> GIVEN PROBLEM
Transcribe the listing that follows in full, omitting pictures.

> EXCERPTED RECORDS
## begin
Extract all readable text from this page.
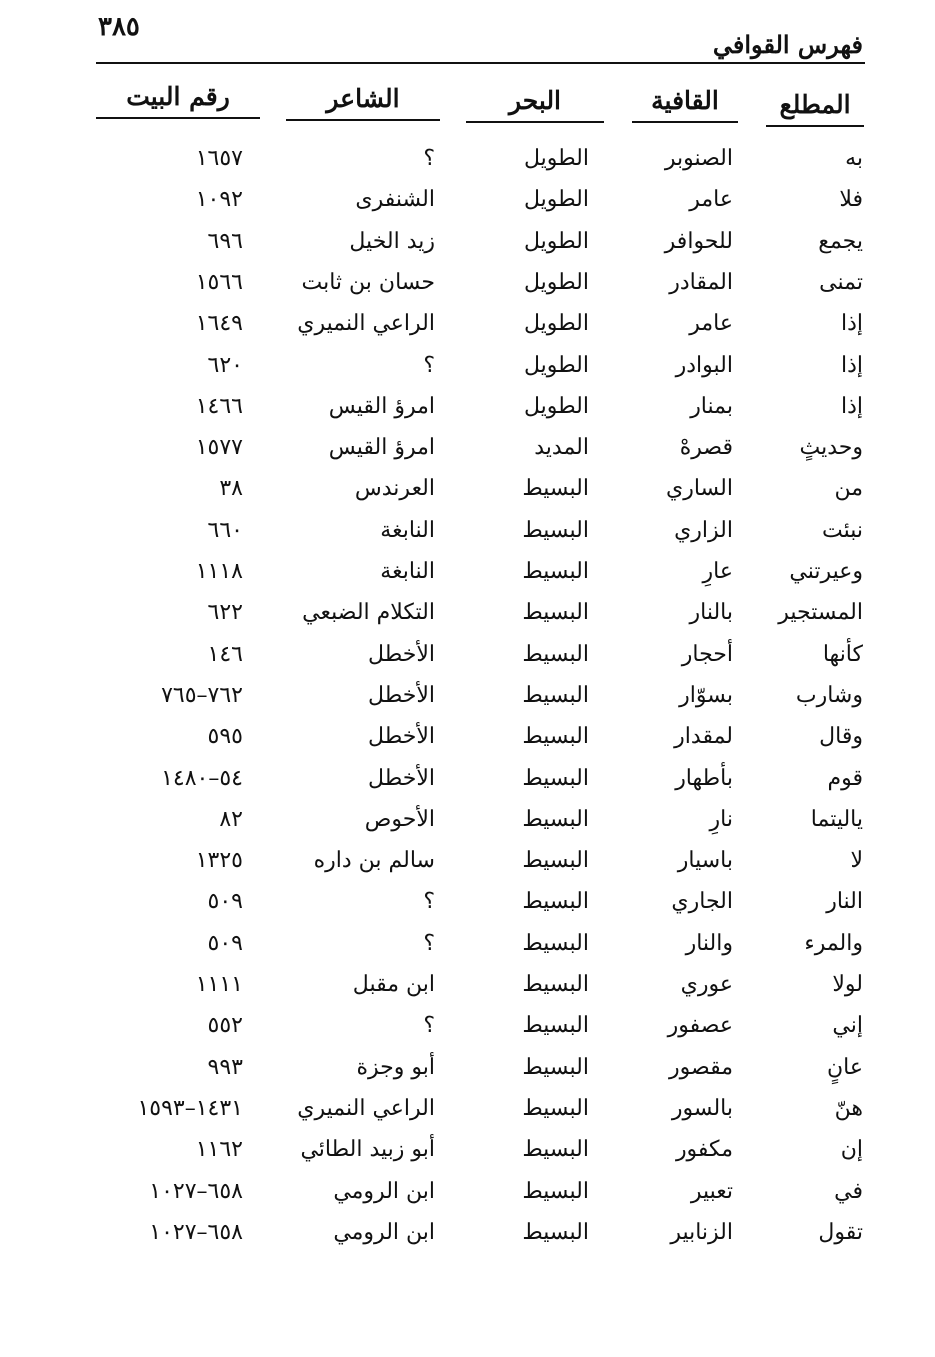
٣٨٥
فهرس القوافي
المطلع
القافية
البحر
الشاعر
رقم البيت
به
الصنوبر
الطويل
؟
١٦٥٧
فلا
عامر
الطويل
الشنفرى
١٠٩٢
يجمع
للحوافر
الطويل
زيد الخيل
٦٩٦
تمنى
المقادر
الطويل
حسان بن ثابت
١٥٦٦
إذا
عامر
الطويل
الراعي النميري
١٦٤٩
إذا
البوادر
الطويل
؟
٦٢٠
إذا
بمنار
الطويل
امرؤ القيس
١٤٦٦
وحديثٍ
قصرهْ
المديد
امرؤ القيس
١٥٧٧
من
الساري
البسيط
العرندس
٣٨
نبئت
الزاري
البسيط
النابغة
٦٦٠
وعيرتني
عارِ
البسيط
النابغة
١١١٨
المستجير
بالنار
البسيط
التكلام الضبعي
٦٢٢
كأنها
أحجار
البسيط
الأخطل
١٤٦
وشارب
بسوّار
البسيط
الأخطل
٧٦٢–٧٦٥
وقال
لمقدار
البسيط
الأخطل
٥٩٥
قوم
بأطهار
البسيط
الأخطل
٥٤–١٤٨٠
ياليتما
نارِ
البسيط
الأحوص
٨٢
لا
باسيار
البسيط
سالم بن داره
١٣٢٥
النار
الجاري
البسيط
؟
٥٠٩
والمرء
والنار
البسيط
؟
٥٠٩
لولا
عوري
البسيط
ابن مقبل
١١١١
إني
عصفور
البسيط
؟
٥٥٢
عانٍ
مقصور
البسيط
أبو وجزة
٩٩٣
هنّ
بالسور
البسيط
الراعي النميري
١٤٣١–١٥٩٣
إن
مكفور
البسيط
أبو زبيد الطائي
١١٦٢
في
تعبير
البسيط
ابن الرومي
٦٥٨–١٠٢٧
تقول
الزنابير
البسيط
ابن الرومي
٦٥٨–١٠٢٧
## end
> WRITTEN RESPONSE
Extract all readable text from this page.
٣٨٥
فهرس القوافي
المطلع
القافية
البحر
الشاعر
رقم البيت
به
الصنوبر
الطويل
؟
١٦٥٧
فلا
عامر
الطويل
الشنفرى
١٠٩٢
يجمع
للحوافر
الطويل
زيد الخيل
٦٩٦
تمنى
المقادر
الطويل
حسان بن ثابت
١٥٦٦
إذا
عامر
الطويل
الراعي النميري
١٦٤٩
إذا
البوادر
الطويل
؟
٦٢٠
إذا
بمنار
الطويل
امرؤ القيس
١٤٦٦
وحديثٍ
قصرهْ
المديد
امرؤ القيس
١٥٧٧
من
الساري
البسيط
العرندس
٣٨
نبئت
الزاري
البسيط
النابغة
٦٦٠
وعيرتني
عارِ
البسيط
النابغة
١١١٨
المستجير
بالنار
البسيط
التكلام الضبعي
٦٢٢
كأنها
أحجار
البسيط
الأخطل
١٤٦
وشارب
بسوّار
البسيط
الأخطل
٧٦٢–٧٦٥
وقال
لمقدار
البسيط
الأخطل
٥٩٥
قوم
بأطهار
البسيط
الأخطل
٥٤–١٤٨٠
ياليتما
نارِ
البسيط
الأحوص
٨٢
لا
باسيار
البسيط
سالم بن داره
١٣٢٥
النار
الجاري
البسيط
؟
٥٠٩
والمرء
والنار
البسيط
؟
٥٠٩
لولا
عوري
البسيط
ابن مقبل
١١١١
إني
عصفور
البسيط
؟
٥٥٢
عانٍ
مقصور
البسيط
أبو وجزة
٩٩٣
هنّ
بالسور
البسيط
الراعي النميري
١٤٣١–١٥٩٣
إن
مكفور
البسيط
أبو زبيد الطائي
١١٦٢
في
تعبير
البسيط
ابن الرومي
٦٥٨–١٠٢٧
تقول
الزنابير
البسيط
ابن الرومي
٦٥٨–١٠٢٧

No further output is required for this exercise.